**Exercises**
1. Reproduce the motherhood post word for word between "What no one" and "anxious and nervous.", inclusive.
2. In the motherhood post, what age does the writer now agree is the best time to have kids?

**Extract provided**
Monday, January 12, 2015

What no one tells you about motherhood when you are pregnant!

When i was pregnant with my first more than 2 years back, i received all kinds of advice on what to eat, drink, walk, talk, read, watch, think, say. Because apparently everything you do once you are pregnant, affects the baby. And everyone prepared me for the big day- the delivery! It felt like the most life changing event that was going to happen ...and even after you ask a million questions, you still are unprepared, anxious and nervous.

Now i see people around me pregnant with their first and feeling the same things and there is only one thing that i want to tell them. It is going to be the most life changing event for you. But not the delivery- it is when motherhood will strike. I tell friends all the time that delivering a baby is a finite process. It gets over. Parenting never does. You will (mostly and hopefully!) be a parent till you die. And as soon as you feel you have got a hang of it, the kids roll a new ball. I wish someone had told me this before i embarked on this journey.

You have a child on Day 1 in your arms but you become a mother much later.
There is a belief that you should have kids at the right time and late 20s is the best. Now i agree! Only because the more you have lived your life independently, the tougher it is to adjust to a crying, attention seeking, totally dependent infant in your home. Most of us have a career, live independently, throw on a pair of jeans and walk into a movie theatre to watch a movie, sleep when we want and order a pizza every weekend without worrying about finances. Sick days are when you can snuggle in with a bowl of soup and watch TV the whole day. And then when your body has been through the toughest phase of having the baby, you are thrust with this baby in your hand, whom you have no idea what to do with, and plus you have no time to focus on your recovery. Everyone around you goes ga-ga over the baby (they are really cute! but you are too tired to notice) and you are not allowed to think of yourself. "Oh God! You are a mom now. You need to be responsible". But you are not there yet. You are still to fall in love with your baby. To all those moms i will say, take a deep breathe and have faith in yourself. I read somewhere that babies are reselient enough to survive first time parents. And i could not agree more. You will know that you are doing the right thing, when you see that it is working.

**Dataset excerpt**

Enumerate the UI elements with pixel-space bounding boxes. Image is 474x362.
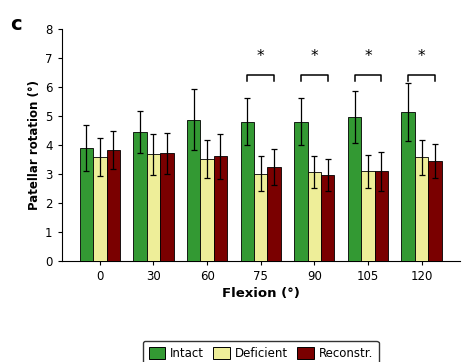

**Solved problems**
1.
What no one tells you about motherhood when you are pregnant!

When i was pregnant with my first more than 2 years back, i received all kinds of advice on what to eat, drink, walk, talk, read, watch, think, say. Because apparently everything you do once you are pregnant, affects the baby. And everyone prepared me for the big day- the delivery! It felt like the most life changing event that was going to happen ...and even after you ask a million questions, you still are unprepared, anxious and nervous.

2. Late 20s.